* Description of the task
Copy the stretch of the passage on the UC Berkeley lawsuit from "Although the lawsuit" through "a research university.", substituting "faculty researchers" for "campus researchers".

* Selected passage
----

Polsky and Berkeley Law Dean Erwin Chemerinsky began preparing the lawsuit six weeks ago and expect to file it soon.Considering how other institutions have “had trouble getting their bureaucratic apparatus to commit to a strategy quickly,” Polsky emphasized the importance of taking rapid legal action against “fast fascism.”

“I wanted to be really sure that ideally before Trump ever issued a demand to UC Berkeley, (or) moments after, we would be ready with a lawsuit, and that’s why I and now others on this team have been working at this breakneck pace — because we don’t want to be in a reactive posture,” Polsky said.

Although the lawsuit is limited to campus researchers due to timing urgency and challenges with coordinating across different groups,Polsky highlighted the symbolic importance of centering the case around UC Berkeley due to its historical significance within the Free Speech Movement and its prestige as a research university.

Polsky hopes a court would find that the termination of federal grants “based on a variety of unconstitutional executive orders and through unlawful administrative procedures” is illegal.

----

* Stored rows
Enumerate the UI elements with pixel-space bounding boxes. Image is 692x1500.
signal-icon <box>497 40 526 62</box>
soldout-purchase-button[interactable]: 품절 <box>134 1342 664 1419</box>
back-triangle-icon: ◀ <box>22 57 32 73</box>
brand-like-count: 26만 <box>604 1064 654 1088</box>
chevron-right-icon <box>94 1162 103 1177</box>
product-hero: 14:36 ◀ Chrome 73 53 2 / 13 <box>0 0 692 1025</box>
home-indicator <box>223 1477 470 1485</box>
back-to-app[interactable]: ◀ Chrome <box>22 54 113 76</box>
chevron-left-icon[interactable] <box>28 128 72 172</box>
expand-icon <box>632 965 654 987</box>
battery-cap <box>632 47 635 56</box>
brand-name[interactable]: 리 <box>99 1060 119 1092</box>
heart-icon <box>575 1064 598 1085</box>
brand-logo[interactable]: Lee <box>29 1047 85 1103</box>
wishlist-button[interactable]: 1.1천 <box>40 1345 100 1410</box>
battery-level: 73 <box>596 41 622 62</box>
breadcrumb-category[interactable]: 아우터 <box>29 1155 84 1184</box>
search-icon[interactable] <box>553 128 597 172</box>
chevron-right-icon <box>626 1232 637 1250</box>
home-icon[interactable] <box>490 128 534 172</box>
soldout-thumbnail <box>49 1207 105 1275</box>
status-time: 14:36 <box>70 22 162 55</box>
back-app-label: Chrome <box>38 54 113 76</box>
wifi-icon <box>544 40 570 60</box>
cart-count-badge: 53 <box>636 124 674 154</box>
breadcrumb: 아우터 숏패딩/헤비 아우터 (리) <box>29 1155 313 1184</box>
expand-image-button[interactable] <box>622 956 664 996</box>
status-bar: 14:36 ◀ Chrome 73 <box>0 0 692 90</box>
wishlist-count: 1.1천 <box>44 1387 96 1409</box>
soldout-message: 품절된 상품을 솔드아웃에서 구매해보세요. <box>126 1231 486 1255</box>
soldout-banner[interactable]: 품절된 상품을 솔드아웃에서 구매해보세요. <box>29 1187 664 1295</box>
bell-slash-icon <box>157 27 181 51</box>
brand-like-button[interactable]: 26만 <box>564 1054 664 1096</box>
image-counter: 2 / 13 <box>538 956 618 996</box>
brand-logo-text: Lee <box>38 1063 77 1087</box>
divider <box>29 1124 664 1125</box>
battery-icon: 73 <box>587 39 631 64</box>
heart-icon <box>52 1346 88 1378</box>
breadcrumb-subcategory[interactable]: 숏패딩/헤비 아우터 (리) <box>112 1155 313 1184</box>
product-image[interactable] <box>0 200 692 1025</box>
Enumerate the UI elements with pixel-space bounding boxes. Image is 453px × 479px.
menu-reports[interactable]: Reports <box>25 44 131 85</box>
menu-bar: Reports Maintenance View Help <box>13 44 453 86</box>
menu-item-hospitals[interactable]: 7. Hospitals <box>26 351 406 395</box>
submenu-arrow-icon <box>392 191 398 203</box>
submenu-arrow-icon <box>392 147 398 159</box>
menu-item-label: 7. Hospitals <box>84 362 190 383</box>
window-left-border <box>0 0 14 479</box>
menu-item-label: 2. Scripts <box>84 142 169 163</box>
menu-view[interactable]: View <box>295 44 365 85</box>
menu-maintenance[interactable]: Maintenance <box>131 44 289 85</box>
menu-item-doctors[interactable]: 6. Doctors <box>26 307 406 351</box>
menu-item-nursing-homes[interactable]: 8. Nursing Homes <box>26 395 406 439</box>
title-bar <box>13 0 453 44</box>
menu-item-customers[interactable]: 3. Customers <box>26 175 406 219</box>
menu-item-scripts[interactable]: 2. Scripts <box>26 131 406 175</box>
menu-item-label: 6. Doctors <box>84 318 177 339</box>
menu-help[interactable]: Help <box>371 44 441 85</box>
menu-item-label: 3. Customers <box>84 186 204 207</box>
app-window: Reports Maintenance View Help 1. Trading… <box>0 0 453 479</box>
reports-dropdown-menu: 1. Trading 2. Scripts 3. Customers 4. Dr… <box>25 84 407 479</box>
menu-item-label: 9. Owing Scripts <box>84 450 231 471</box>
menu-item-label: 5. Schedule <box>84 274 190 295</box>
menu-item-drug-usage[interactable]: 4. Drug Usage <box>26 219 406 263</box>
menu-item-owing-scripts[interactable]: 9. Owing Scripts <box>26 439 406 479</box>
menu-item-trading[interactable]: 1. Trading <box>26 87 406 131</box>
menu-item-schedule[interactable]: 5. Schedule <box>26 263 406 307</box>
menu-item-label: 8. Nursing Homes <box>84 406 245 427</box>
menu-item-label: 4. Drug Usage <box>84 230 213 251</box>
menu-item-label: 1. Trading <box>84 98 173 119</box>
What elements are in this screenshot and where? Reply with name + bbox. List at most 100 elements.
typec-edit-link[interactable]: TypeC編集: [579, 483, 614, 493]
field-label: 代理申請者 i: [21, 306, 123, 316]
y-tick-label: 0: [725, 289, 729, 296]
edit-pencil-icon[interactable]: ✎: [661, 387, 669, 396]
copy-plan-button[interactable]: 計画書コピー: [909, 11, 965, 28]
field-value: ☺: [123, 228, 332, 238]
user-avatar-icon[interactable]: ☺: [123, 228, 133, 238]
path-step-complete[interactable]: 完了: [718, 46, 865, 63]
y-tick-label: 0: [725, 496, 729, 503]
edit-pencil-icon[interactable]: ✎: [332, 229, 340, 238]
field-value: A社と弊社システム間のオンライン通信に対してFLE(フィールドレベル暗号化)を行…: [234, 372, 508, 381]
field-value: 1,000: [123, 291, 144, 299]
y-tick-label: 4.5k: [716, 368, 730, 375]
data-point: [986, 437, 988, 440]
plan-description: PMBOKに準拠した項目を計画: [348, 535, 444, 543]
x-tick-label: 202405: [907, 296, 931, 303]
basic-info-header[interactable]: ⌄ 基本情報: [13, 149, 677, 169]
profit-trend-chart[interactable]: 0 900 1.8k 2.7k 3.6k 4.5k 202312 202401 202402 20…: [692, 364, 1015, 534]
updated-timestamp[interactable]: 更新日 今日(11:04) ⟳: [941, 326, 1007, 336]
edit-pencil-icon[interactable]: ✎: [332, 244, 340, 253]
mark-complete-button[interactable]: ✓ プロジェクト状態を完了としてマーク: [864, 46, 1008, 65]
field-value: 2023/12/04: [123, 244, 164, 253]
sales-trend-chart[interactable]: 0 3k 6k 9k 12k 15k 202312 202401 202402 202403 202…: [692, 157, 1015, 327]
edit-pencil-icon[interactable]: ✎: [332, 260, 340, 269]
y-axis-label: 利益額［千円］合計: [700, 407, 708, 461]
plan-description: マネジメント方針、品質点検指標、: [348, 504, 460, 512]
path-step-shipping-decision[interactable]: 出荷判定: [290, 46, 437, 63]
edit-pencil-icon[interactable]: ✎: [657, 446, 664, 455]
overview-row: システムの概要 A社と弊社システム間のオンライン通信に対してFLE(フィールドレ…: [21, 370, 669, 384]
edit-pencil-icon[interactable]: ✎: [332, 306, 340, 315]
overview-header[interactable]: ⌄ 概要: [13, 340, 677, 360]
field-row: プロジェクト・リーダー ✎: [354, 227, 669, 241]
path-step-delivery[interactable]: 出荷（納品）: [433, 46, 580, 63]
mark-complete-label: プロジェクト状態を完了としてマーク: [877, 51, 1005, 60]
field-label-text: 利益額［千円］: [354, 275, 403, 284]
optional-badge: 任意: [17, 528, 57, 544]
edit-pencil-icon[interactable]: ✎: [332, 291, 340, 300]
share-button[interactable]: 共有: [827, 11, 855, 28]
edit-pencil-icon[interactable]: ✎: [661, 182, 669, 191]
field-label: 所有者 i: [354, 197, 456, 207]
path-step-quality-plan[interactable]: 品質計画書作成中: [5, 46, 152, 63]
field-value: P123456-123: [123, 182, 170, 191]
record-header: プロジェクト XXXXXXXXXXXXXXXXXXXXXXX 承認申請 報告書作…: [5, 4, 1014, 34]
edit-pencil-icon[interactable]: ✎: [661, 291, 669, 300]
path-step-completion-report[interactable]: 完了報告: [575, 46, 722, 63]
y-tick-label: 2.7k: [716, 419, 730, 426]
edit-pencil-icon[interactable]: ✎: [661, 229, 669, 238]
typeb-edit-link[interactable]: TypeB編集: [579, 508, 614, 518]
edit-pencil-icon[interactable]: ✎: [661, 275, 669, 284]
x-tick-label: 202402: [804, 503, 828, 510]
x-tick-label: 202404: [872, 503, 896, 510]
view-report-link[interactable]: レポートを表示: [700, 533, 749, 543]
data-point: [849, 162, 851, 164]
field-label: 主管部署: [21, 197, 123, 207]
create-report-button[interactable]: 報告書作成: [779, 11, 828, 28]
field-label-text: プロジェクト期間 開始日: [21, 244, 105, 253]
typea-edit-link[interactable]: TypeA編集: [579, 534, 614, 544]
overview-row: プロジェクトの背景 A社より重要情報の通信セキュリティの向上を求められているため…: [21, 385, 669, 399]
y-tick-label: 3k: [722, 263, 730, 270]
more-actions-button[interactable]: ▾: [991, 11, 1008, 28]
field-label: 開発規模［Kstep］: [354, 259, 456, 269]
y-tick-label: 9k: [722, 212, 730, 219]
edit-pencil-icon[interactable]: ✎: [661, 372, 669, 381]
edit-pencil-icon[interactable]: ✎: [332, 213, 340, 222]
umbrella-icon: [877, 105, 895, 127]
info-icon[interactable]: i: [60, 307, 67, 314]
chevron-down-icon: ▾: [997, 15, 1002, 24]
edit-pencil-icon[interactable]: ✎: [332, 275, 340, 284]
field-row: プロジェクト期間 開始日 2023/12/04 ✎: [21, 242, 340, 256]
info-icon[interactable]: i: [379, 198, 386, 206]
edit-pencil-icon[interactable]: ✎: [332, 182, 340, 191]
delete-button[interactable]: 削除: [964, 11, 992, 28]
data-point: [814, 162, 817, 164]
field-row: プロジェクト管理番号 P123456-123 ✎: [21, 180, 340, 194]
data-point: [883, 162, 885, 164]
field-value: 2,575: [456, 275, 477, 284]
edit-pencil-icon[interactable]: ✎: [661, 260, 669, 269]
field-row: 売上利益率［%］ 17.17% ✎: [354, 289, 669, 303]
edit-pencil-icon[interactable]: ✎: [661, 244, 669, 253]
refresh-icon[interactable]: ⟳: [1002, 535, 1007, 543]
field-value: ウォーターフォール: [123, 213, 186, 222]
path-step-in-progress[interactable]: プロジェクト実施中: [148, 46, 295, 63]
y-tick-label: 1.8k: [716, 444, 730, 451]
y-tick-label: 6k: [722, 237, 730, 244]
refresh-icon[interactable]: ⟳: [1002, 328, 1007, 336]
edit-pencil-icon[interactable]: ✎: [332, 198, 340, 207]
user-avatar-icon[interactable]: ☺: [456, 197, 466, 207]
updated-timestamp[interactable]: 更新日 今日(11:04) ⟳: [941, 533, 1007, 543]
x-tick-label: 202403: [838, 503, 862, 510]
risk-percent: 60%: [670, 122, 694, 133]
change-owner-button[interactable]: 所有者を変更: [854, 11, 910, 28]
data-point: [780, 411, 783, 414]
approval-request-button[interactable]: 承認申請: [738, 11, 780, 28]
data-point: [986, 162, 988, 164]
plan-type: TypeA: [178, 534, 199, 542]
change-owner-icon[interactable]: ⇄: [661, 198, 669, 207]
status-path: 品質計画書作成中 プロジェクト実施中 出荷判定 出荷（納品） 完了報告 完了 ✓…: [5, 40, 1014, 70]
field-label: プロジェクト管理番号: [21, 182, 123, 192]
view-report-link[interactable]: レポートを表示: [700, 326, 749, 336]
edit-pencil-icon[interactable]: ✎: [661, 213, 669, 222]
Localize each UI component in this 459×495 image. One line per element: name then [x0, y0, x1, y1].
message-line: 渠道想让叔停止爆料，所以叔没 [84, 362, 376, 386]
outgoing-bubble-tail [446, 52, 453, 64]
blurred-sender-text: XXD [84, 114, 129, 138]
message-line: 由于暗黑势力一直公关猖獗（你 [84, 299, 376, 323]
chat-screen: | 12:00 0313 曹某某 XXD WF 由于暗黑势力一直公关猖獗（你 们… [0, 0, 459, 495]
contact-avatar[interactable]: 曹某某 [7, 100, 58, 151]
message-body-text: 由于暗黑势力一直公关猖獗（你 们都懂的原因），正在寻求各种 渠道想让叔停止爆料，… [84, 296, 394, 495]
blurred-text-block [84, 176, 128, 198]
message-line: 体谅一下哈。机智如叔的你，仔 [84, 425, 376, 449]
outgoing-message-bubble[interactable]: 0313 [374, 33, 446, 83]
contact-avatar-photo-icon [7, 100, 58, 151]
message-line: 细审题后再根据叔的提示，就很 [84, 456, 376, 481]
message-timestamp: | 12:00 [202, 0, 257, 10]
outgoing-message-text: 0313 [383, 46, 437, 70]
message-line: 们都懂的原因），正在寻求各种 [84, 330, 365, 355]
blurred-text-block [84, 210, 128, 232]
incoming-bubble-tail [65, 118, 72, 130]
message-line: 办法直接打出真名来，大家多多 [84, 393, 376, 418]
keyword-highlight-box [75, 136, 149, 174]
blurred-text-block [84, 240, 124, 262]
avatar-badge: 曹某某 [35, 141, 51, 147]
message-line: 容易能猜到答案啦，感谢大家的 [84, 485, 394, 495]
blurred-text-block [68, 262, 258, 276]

----

* Output below
Although the lawsuit is limited to faculty researchers due to timing urgency and challenges with coordinating across different groups,Polsky highlighted the symbolic importance of centering the case around UC Berkeley due to its historical significance within the Free Speech Movement and its prestige as a research university.